*Stored records*:
= = = = =

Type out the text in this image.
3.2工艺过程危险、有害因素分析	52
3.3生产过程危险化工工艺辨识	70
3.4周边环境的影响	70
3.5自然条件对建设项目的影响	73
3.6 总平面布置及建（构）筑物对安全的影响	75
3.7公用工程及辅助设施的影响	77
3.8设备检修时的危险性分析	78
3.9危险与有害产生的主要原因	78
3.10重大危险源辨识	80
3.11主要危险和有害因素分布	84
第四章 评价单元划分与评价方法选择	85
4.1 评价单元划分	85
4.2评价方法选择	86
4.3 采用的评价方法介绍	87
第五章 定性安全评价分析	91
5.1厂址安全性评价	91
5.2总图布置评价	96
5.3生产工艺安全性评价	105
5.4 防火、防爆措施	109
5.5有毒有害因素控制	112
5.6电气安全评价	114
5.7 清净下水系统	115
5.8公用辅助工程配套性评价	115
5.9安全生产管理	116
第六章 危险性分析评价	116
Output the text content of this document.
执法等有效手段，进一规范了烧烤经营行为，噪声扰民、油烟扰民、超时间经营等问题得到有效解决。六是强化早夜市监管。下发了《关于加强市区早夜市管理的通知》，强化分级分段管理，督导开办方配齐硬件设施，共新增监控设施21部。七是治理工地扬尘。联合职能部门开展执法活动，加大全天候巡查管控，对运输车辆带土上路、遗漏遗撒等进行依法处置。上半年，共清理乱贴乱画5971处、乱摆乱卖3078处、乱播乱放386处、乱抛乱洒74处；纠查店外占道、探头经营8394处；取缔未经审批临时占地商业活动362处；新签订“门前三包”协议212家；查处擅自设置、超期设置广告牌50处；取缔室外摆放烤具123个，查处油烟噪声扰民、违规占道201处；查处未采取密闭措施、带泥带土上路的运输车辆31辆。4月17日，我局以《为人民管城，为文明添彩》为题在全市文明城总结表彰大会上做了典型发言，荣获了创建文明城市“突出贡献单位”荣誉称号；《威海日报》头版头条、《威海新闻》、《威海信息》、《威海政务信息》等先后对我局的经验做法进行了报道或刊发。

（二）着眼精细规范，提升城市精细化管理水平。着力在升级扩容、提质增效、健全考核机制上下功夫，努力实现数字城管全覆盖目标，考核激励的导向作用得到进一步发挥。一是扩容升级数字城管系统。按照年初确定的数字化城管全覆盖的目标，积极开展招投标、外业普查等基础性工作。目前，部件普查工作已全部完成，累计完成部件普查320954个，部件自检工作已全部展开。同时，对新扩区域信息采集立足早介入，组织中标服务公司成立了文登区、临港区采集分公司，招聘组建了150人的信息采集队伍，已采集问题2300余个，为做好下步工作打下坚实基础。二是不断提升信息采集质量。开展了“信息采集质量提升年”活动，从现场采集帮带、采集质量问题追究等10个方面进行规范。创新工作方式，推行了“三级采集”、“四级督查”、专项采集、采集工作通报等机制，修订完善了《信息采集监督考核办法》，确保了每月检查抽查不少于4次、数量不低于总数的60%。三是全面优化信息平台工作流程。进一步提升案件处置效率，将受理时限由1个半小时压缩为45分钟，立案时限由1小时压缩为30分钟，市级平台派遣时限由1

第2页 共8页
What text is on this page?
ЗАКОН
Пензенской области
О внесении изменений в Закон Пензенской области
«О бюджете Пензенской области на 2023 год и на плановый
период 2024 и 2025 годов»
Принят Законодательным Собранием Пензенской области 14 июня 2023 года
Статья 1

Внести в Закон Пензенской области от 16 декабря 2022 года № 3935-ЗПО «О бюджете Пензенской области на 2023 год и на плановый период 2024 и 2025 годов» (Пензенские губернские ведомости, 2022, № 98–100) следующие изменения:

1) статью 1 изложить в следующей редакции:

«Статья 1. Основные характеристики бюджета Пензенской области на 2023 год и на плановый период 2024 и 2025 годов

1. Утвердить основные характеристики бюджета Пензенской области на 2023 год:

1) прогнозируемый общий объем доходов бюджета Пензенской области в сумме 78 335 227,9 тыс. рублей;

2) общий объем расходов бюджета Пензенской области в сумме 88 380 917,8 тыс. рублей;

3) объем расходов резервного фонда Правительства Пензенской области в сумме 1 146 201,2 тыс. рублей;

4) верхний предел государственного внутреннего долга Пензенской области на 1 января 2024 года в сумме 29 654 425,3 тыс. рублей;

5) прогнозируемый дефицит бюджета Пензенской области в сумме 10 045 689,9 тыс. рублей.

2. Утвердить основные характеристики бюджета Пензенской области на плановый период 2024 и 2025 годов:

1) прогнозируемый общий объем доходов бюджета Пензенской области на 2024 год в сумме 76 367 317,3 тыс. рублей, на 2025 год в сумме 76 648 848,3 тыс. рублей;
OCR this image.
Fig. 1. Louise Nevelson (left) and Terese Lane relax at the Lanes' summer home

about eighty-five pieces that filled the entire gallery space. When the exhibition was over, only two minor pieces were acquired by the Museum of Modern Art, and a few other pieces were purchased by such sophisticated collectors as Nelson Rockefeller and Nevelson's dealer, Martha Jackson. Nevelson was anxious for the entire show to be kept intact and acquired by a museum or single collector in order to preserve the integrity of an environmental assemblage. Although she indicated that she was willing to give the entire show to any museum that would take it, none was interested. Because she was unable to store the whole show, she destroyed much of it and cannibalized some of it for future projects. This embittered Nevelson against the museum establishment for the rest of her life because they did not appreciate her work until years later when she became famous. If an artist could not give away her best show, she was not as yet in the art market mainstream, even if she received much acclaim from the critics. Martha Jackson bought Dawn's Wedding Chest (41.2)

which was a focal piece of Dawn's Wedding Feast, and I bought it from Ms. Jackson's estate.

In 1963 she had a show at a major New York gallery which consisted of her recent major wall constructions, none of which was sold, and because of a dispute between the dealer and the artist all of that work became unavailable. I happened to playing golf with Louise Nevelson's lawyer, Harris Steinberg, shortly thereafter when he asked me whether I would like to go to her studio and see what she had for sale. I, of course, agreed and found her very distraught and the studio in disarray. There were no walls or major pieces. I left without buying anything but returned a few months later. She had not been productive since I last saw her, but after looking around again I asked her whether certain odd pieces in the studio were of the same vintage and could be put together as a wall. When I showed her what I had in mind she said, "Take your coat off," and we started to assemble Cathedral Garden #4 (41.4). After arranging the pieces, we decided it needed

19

= = = = =

*Description of the task*: Repeat all of the records above exactly as written.

*Correct result*:
Type out the text in this image.
3.2工艺过程危险、有害因素分析	52
3.3生产过程危险化工工艺辨识	70
3.4周边环境的影响	70
3.5自然条件对建设项目的影响	73
3.6 总平面布置及建（构）筑物对安全的影响	75
3.7公用工程及辅助设施的影响	77
3.8设备检修时的危险性分析	78
3.9危险与有害产生的主要原因	78
3.10重大危险源辨识	80
3.11主要危险和有害因素分布	84
第四章 评价单元划分与评价方法选择	85
4.1 评价单元划分	85
4.2评价方法选择	86
4.3 采用的评价方法介绍	87
第五章 定性安全评价分析	91
5.1厂址安全性评价	91
5.2总图布置评价	96
5.3生产工艺安全性评价	105
5.4 防火、防爆措施	109
5.5有毒有害因素控制	112
5.6电气安全评价	114
5.7 清净下水系统	115
5.8公用辅助工程配套性评价	115
5.9安全生产管理	116
第六章 危险性分析评价	116
Output the text content of this document.
执法等有效手段，进一规范了烧烤经营行为，噪声扰民、油烟扰民、超时间经营等问题得到有效解决。六是强化早夜市监管。下发了《关于加强市区早夜市管理的通知》，强化分级分段管理，督导开办方配齐硬件设施，共新增监控设施21部。七是治理工地扬尘。联合职能部门开展执法活动，加大全天候巡查管控，对运输车辆带土上路、遗漏遗撒等进行依法处置。上半年，共清理乱贴乱画5971处、乱摆乱卖3078处、乱播乱放386处、乱抛乱洒74处；纠查店外占道、探头经营8394处；取缔未经审批临时占地商业活动362处；新签订“门前三包”协议212家；查处擅自设置、超期设置广告牌50处；取缔室外摆放烤具123个，查处油烟噪声扰民、违规占道201处；查处未采取密闭措施、带泥带土上路的运输车辆31辆。4月17日，我局以《为人民管城，为文明添彩》为题在全市文明城总结表彰大会上做了典型发言，荣获了创建文明城市“突出贡献单位”荣誉称号；《威海日报》头版头条、《威海新闻》、《威海信息》、《威海政务信息》等先后对我局的经验做法进行了报道或刊发。

（二）着眼精细规范，提升城市精细化管理水平。着力在升级扩容、提质增效、健全考核机制上下功夫，努力实现数字城管全覆盖目标，考核激励的导向作用得到进一步发挥。一是扩容升级数字城管系统。按照年初确定的数字化城管全覆盖的目标，积极开展招投标、外业普查等基础性工作。目前，部件普查工作已全部完成，累计完成部件普查320954个，部件自检工作已全部展开。同时，对新扩区域信息采集立足早介入，组织中标服务公司成立了文登区、临港区采集分公司，招聘组建了150人的信息采集队伍，已采集问题2300余个，为做好下步工作打下坚实基础。二是不断提升信息采集质量。开展了“信息采集质量提升年”活动，从现场采集帮带、采集质量问题追究等10个方面进行规范。创新工作方式，推行了“三级采集”、“四级督查”、专项采集、采集工作通报等机制，修订完善了《信息采集监督考核办法》，确保了每月检查抽查不少于4次、数量不低于总数的60%。三是全面优化信息平台工作流程。进一步提升案件处置效率，将受理时限由1个半小时压缩为45分钟，立案时限由1小时压缩为30分钟，市级平台派遣时限由1

第2页 共8页
What text is on this page?
ЗАКОН
Пензенской области
О внесении изменений в Закон Пензенской области
«О бюджете Пензенской области на 2023 год и на плановый
период 2024 и 2025 годов»
Принят Законодательным Собранием Пензенской области 14 июня 2023 года
Статья 1

Внести в Закон Пензенской области от 16 декабря 2022 года № 3935-ЗПО «О бюджете Пензенской области на 2023 год и на плановый период 2024 и 2025 годов» (Пензенские губернские ведомости, 2022, № 98–100) следующие изменения:

1) статью 1 изложить в следующей редакции:

«Статья 1. Основные характеристики бюджета Пензенской области на 2023 год и на плановый период 2024 и 2025 годов

1. Утвердить основные характеристики бюджета Пензенской области на 2023 год:

1) прогнозируемый общий объем доходов бюджета Пензенской области в сумме 78 335 227,9 тыс. рублей;

2) общий объем расходов бюджета Пензенской области в сумме 88 380 917,8 тыс. рублей;

3) объем расходов резервного фонда Правительства Пензенской области в сумме 1 146 201,2 тыс. рублей;

4) верхний предел государственного внутреннего долга Пензенской области на 1 января 2024 года в сумме 29 654 425,3 тыс. рублей;

5) прогнозируемый дефицит бюджета Пензенской области в сумме 10 045 689,9 тыс. рублей.

2. Утвердить основные характеристики бюджета Пензенской области на плановый период 2024 и 2025 годов:

1) прогнозируемый общий объем доходов бюджета Пензенской области на 2024 год в сумме 76 367 317,3 тыс. рублей, на 2025 год в сумме 76 648 848,3 тыс. рублей;
OCR this image.
Fig. 1. Louise Nevelson (left) and Terese Lane relax at the Lanes' summer home

about eighty-five pieces that filled the entire gallery space. When the exhibition was over, only two minor pieces were acquired by the Museum of Modern Art, and a few other pieces were purchased by such sophisticated collectors as Nelson Rockefeller and Nevelson's dealer, Martha Jackson. Nevelson was anxious for the entire show to be kept intact and acquired by a museum or single collector in order to preserve the integrity of an environmental assemblage. Although she indicated that she was willing to give the entire show to any museum that would take it, none was interested. Because she was unable to store the whole show, she destroyed much of it and cannibalized some of it for future projects. This embittered Nevelson against the museum establishment for the rest of her life because they did not appreciate her work until years later when she became famous. If an artist could not give away her best show, she was not as yet in the art market mainstream, even if she received much acclaim from the critics. Martha Jackson bought Dawn's Wedding Chest (41.2)

which was a focal piece of Dawn's Wedding Feast, and I bought it from Ms. Jackson's estate.

In 1963 she had a show at a major New York gallery which consisted of her recent major wall constructions, none of which was sold, and because of a dispute between the dealer and the artist all of that work became unavailable. I happened to playing golf with Louise Nevelson's lawyer, Harris Steinberg, shortly thereafter when he asked me whether I would like to go to her studio and see what she had for sale. I, of course, agreed and found her very distraught and the studio in disarray. There were no walls or major pieces. I left without buying anything but returned a few months later. She had not been productive since I last saw her, but after looking around again I asked her whether certain odd pieces in the studio were of the same vintage and could be put together as a wall. When I showed her what I had in mind she said, "Take your coat off," and we started to assemble Cathedral Garden #4 (41.4). After arranging the pieces, we decided it needed

19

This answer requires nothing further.